Brief: Can the data below be set down again exactly, line for line?

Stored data
• • • • • • •

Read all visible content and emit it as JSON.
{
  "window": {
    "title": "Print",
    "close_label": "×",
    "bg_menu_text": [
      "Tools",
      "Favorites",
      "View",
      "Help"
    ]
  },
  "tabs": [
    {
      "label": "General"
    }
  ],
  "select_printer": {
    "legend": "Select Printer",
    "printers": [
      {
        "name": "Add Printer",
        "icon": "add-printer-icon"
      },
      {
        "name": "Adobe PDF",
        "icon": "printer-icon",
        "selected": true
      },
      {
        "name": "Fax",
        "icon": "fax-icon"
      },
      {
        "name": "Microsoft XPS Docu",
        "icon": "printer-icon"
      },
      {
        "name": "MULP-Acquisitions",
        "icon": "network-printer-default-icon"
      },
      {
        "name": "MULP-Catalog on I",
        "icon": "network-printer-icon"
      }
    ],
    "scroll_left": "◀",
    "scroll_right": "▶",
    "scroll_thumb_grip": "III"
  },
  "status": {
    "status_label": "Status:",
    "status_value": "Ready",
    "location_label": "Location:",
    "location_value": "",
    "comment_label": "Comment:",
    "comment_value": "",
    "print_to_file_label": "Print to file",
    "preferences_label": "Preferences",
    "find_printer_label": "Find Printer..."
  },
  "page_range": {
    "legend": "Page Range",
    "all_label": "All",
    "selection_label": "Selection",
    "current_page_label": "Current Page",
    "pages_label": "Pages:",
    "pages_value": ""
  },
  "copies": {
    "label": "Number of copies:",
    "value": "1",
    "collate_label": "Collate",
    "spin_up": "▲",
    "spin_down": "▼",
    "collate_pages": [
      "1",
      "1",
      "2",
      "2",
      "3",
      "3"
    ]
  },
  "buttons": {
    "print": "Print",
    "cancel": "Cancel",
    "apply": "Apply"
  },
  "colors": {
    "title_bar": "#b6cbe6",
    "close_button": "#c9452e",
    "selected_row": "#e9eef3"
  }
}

• • • • • • •

Result for this exercise:
Read all visible content and emit it as JSON.
{
  "window": {
    "title": "Print",
    "close_label": "×",
    "bg_menu_text": [
      "Tools",
      "Favorites",
      "View",
      "Help"
    ]
  },
  "tabs": [
    {
      "label": "General"
    }
  ],
  "select_printer": {
    "legend": "Select Printer",
    "printers": [
      {
        "name": "Add Printer",
        "icon": "add-printer-icon"
      },
      {
        "name": "Adobe PDF",
        "icon": "printer-icon",
        "selected": true
      },
      {
        "name": "Fax",
        "icon": "fax-icon"
      },
      {
        "name": "Microsoft XPS Docu",
        "icon": "printer-icon"
      },
      {
        "name": "MULP-Acquisitions",
        "icon": "network-printer-default-icon"
      },
      {
        "name": "MULP-Catalog on I",
        "icon": "network-printer-icon"
      }
    ],
    "scroll_left": "◀",
    "scroll_right": "▶",
    "scroll_thumb_grip": "III"
  },
  "status": {
    "status_label": "Status:",
    "status_value": "Ready",
    "location_label": "Location:",
    "location_value": "",
    "comment_label": "Comment:",
    "comment_value": "",
    "print_to_file_label": "Print to file",
    "preferences_label": "Preferences",
    "find_printer_label": "Find Printer..."
  },
  "page_range": {
    "legend": "Page Range",
    "all_label": "All",
    "selection_label": "Selection",
    "current_page_label": "Current Page",
    "pages_label": "Pages:",
    "pages_value": ""
  },
  "copies": {
    "label": "Number of copies:",
    "value": "1",
    "collate_label": "Collate",
    "spin_up": "▲",
    "spin_down": "▼",
    "collate_pages": [
      "1",
      "1",
      "2",
      "2",
      "3",
      "3"
    ]
  },
  "buttons": {
    "print": "Print",
    "cancel": "Cancel",
    "apply": "Apply"
  },
  "colors": {
    "title_bar": "#b6cbe6",
    "close_button": "#c9452e",
    "selected_row": "#e9eef3"
  }
}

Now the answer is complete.